Say how many lines hold the string "title"; please write nothing but the number.

[start of ITEMS]

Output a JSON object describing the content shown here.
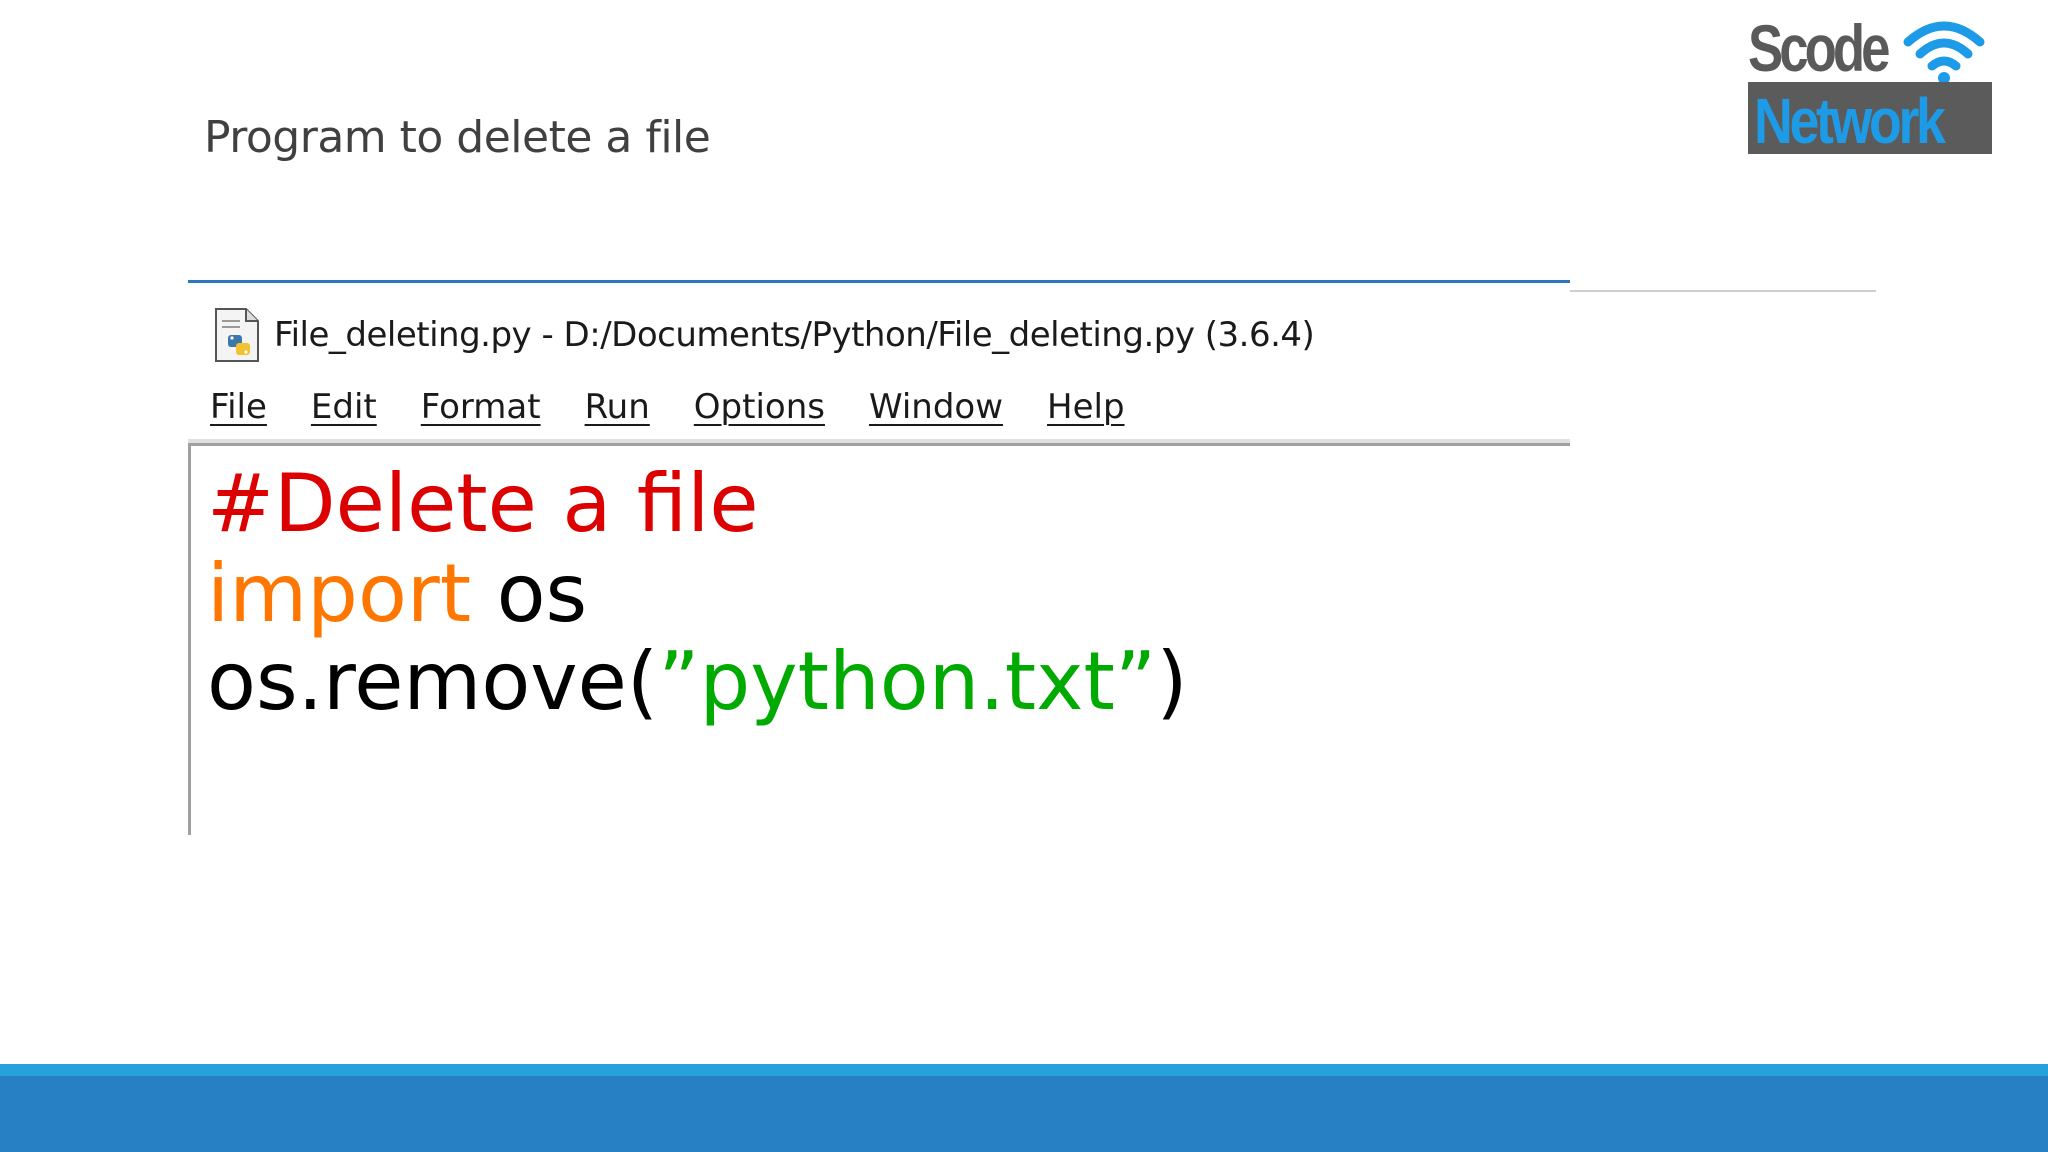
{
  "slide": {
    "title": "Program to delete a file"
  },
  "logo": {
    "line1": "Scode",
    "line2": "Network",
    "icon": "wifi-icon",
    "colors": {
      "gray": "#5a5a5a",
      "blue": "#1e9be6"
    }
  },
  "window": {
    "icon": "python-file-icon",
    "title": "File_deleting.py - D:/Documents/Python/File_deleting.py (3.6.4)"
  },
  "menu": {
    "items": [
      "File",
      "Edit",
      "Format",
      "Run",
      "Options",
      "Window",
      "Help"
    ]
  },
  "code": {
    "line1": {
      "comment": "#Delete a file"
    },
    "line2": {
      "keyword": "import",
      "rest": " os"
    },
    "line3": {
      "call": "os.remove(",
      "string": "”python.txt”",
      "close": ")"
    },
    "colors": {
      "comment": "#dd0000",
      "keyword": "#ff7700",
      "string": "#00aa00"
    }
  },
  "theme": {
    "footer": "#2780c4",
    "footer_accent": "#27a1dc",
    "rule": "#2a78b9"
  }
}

[end of ITEMS]

REPLY TO THE TASK: 2